SUPPLIED MATERIAL:
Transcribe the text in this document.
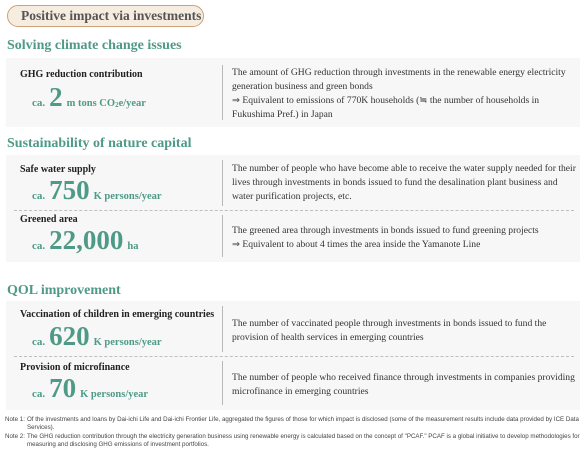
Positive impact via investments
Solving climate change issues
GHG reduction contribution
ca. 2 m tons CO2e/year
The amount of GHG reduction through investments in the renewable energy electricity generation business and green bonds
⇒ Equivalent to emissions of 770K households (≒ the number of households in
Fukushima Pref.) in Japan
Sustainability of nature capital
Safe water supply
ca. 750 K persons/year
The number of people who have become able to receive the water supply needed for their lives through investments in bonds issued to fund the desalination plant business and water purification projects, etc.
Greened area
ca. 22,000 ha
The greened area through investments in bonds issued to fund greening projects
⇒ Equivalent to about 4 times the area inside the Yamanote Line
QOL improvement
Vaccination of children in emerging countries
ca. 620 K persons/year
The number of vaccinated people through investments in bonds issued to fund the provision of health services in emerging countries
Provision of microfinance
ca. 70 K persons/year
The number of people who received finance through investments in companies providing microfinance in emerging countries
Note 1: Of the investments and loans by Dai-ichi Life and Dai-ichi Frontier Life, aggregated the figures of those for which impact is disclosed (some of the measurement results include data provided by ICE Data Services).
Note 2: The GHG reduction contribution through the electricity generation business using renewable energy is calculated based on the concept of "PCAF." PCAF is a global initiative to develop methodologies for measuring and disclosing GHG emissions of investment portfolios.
==
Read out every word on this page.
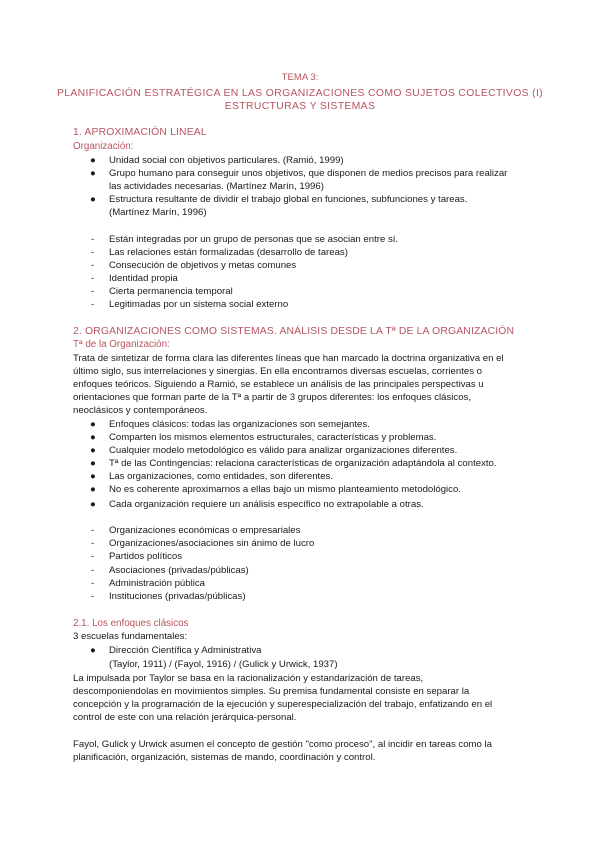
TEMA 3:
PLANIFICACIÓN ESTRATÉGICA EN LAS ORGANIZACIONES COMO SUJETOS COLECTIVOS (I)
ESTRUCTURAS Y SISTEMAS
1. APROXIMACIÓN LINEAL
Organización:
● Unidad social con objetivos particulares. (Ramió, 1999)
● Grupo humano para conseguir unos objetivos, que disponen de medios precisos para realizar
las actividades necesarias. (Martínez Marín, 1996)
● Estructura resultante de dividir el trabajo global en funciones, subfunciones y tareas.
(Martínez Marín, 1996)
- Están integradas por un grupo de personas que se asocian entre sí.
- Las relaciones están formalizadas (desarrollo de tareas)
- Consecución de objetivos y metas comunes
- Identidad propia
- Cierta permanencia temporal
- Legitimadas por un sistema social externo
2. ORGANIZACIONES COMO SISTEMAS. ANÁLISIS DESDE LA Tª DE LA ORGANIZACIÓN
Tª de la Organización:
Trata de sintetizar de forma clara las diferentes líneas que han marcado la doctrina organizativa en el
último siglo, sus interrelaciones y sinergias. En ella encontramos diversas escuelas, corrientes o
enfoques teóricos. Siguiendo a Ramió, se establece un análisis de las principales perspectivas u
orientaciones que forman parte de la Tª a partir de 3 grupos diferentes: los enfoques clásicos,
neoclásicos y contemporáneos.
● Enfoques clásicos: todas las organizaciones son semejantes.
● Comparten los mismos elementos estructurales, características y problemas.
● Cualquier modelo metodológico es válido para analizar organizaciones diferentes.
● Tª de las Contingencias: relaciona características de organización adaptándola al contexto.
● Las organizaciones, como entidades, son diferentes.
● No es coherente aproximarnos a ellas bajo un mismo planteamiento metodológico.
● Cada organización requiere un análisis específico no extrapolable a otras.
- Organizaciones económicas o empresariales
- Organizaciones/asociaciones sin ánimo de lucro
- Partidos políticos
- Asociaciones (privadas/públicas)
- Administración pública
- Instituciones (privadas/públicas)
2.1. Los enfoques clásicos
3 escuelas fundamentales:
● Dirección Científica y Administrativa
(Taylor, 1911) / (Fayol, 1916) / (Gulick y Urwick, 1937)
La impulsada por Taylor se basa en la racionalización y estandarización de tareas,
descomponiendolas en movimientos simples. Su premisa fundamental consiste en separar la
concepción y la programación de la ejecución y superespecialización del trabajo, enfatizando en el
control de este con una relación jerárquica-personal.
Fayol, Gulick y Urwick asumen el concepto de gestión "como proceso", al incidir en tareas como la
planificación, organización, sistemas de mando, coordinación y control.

EXERCISE DETAILS:
Scan the data above; copy every line where "Urwick" appears.

TASK OUTPUT:
(Taylor, 1911) / (Fayol, 1916) / (Gulick y Urwick, 1937)
Fayol, Gulick y Urwick asumen el concepto de gestión "como proceso", al incidir en tareas como la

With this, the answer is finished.